**What the task requires**
Copy out all of the data exactly as it appears.

**Extracted material**
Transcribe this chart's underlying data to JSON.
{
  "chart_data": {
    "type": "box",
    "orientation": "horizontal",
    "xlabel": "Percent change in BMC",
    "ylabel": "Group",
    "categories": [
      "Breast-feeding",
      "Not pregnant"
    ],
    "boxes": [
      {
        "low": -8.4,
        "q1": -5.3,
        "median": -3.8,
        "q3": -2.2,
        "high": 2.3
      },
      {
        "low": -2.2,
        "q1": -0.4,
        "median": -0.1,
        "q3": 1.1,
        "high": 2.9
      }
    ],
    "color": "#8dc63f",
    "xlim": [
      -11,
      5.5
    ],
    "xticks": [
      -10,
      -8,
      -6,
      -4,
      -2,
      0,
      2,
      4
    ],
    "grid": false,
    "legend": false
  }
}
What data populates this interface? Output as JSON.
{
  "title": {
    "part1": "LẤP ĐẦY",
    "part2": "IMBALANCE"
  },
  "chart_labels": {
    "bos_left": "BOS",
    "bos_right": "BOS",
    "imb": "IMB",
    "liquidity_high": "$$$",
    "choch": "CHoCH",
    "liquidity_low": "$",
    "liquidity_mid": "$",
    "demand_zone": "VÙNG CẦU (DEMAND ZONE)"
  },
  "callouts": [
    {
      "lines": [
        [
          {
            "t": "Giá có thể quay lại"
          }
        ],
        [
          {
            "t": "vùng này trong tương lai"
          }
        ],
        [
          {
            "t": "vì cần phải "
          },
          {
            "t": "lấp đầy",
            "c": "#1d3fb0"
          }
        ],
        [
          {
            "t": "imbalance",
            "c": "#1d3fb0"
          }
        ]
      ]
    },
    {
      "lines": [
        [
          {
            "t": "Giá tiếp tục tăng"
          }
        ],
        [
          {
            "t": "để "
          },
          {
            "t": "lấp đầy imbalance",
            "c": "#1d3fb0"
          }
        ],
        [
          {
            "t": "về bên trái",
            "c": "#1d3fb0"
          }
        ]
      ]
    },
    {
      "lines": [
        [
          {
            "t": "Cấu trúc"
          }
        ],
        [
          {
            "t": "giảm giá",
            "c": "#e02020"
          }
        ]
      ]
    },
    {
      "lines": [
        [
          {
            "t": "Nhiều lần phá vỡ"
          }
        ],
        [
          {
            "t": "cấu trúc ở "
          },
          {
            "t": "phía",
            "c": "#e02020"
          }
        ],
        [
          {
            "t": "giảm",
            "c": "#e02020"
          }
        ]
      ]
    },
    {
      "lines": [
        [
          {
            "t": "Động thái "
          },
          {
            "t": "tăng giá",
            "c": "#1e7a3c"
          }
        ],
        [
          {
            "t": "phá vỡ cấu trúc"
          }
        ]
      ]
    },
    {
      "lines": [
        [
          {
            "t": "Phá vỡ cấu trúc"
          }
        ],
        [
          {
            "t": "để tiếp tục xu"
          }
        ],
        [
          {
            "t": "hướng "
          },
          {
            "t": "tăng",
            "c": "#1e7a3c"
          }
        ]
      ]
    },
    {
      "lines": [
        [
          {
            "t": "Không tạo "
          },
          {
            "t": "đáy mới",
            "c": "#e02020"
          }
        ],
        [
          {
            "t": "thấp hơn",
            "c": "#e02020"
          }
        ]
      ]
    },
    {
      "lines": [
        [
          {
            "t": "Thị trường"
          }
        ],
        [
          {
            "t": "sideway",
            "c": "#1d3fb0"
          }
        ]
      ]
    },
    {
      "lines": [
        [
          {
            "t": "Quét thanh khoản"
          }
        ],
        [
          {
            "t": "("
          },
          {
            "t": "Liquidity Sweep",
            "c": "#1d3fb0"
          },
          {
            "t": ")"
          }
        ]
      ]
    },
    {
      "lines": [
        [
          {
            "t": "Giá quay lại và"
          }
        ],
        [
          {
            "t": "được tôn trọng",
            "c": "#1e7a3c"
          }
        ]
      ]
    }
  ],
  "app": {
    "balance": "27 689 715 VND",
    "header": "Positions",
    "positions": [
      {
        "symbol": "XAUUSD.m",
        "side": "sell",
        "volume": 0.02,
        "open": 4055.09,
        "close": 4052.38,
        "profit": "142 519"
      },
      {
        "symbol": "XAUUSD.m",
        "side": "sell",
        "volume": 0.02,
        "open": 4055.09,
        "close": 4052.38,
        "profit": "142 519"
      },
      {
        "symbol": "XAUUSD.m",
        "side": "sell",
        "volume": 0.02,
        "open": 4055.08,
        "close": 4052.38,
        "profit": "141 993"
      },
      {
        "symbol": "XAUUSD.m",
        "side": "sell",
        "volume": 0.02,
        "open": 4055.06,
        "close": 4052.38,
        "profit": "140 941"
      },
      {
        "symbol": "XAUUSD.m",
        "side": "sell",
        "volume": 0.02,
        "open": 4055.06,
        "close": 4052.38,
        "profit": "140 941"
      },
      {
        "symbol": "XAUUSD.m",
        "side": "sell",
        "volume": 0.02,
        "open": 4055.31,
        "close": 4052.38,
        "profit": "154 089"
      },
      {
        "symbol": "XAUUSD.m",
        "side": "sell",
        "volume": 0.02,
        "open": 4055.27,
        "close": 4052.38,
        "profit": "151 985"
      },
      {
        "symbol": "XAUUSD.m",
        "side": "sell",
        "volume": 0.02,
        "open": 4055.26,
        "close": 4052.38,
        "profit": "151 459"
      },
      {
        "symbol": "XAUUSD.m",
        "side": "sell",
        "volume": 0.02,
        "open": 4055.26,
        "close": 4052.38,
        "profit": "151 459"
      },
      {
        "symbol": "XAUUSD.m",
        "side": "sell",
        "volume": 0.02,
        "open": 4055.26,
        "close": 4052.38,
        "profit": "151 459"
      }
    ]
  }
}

**Written reply**
Transcribe this chart's underlying data to JSON.
{
  "chart_data": {
    "type": "box",
    "orientation": "horizontal",
    "xlabel": "Percent change in BMC",
    "ylabel": "Group",
    "categories": [
      "Breast-feeding",
      "Not pregnant"
    ],
    "boxes": [
      {
        "low": -8.4,
        "q1": -5.3,
        "median": -3.8,
        "q3": -2.2,
        "high": 2.3
      },
      {
        "low": -2.2,
        "q1": -0.4,
        "median": -0.1,
        "q3": 1.1,
        "high": 2.9
      }
    ],
    "color": "#8dc63f",
    "xlim": [
      -11,
      5.5
    ],
    "xticks": [
      -10,
      -8,
      -6,
      -4,
      -2,
      0,
      2,
      4
    ],
    "grid": false,
    "legend": false
  }
}
What data populates this interface? Output as JSON.
{
  "title": {
    "part1": "LẤP ĐẦY",
    "part2": "IMBALANCE"
  },
  "chart_labels": {
    "bos_left": "BOS",
    "bos_right": "BOS",
    "imb": "IMB",
    "liquidity_high": "$$$",
    "choch": "CHoCH",
    "liquidity_low": "$",
    "liquidity_mid": "$",
    "demand_zone": "VÙNG CẦU (DEMAND ZONE)"
  },
  "callouts": [
    {
      "lines": [
        [
          {
            "t": "Giá có thể quay lại"
          }
        ],
        [
          {
            "t": "vùng này trong tương lai"
          }
        ],
        [
          {
            "t": "vì cần phải "
          },
          {
            "t": "lấp đầy",
            "c": "#1d3fb0"
          }
        ],
        [
          {
            "t": "imbalance",
            "c": "#1d3fb0"
          }
        ]
      ]
    },
    {
      "lines": [
        [
          {
            "t": "Giá tiếp tục tăng"
          }
        ],
        [
          {
            "t": "để "
          },
          {
            "t": "lấp đầy imbalance",
            "c": "#1d3fb0"
          }
        ],
        [
          {
            "t": "về bên trái",
            "c": "#1d3fb0"
          }
        ]
      ]
    },
    {
      "lines": [
        [
          {
            "t": "Cấu trúc"
          }
        ],
        [
          {
            "t": "giảm giá",
            "c": "#e02020"
          }
        ]
      ]
    },
    {
      "lines": [
        [
          {
            "t": "Nhiều lần phá vỡ"
          }
        ],
        [
          {
            "t": "cấu trúc ở "
          },
          {
            "t": "phía",
            "c": "#e02020"
          }
        ],
        [
          {
            "t": "giảm",
            "c": "#e02020"
          }
        ]
      ]
    },
    {
      "lines": [
        [
          {
            "t": "Động thái "
          },
          {
            "t": "tăng giá",
            "c": "#1e7a3c"
          }
        ],
        [
          {
            "t": "phá vỡ cấu trúc"
          }
        ]
      ]
    },
    {
      "lines": [
        [
          {
            "t": "Phá vỡ cấu trúc"
          }
        ],
        [
          {
            "t": "để tiếp tục xu"
          }
        ],
        [
          {
            "t": "hướng "
          },
          {
            "t": "tăng",
            "c": "#1e7a3c"
          }
        ]
      ]
    },
    {
      "lines": [
        [
          {
            "t": "Không tạo "
          },
          {
            "t": "đáy mới",
            "c": "#e02020"
          }
        ],
        [
          {
            "t": "thấp hơn",
            "c": "#e02020"
          }
        ]
      ]
    },
    {
      "lines": [
        [
          {
            "t": "Thị trường"
          }
        ],
        [
          {
            "t": "sideway",
            "c": "#1d3fb0"
          }
        ]
      ]
    },
    {
      "lines": [
        [
          {
            "t": "Quét thanh khoản"
          }
        ],
        [
          {
            "t": "("
          },
          {
            "t": "Liquidity Sweep",
            "c": "#1d3fb0"
          },
          {
            "t": ")"
          }
        ]
      ]
    },
    {
      "lines": [
        [
          {
            "t": "Giá quay lại và"
          }
        ],
        [
          {
            "t": "được tôn trọng",
            "c": "#1e7a3c"
          }
        ]
      ]
    }
  ],
  "app": {
    "balance": "27 689 715 VND",
    "header": "Positions",
    "positions": [
      {
        "symbol": "XAUUSD.m",
        "side": "sell",
        "volume": 0.02,
        "open": 4055.09,
        "close": 4052.38,
        "profit": "142 519"
      },
      {
        "symbol": "XAUUSD.m",
        "side": "sell",
        "volume": 0.02,
        "open": 4055.09,
        "close": 4052.38,
        "profit": "142 519"
      },
      {
        "symbol": "XAUUSD.m",
        "side": "sell",
        "volume": 0.02,
        "open": 4055.08,
        "close": 4052.38,
        "profit": "141 993"
      },
      {
        "symbol": "XAUUSD.m",
        "side": "sell",
        "volume": 0.02,
        "open": 4055.06,
        "close": 4052.38,
        "profit": "140 941"
      },
      {
        "symbol": "XAUUSD.m",
        "side": "sell",
        "volume": 0.02,
        "open": 4055.06,
        "close": 4052.38,
        "profit": "140 941"
      },
      {
        "symbol": "XAUUSD.m",
        "side": "sell",
        "volume": 0.02,
        "open": 4055.31,
        "close": 4052.38,
        "profit": "154 089"
      },
      {
        "symbol": "XAUUSD.m",
        "side": "sell",
        "volume": 0.02,
        "open": 4055.27,
        "close": 4052.38,
        "profit": "151 985"
      },
      {
        "symbol": "XAUUSD.m",
        "side": "sell",
        "volume": 0.02,
        "open": 4055.26,
        "close": 4052.38,
        "profit": "151 459"
      },
      {
        "symbol": "XAUUSD.m",
        "side": "sell",
        "volume": 0.02,
        "open": 4055.26,
        "close": 4052.38,
        "profit": "151 459"
      },
      {
        "symbol": "XAUUSD.m",
        "side": "sell",
        "volume": 0.02,
        "open": 4055.26,
        "close": 4052.38,
        "profit": "151 459"
      }
    ]
  }
}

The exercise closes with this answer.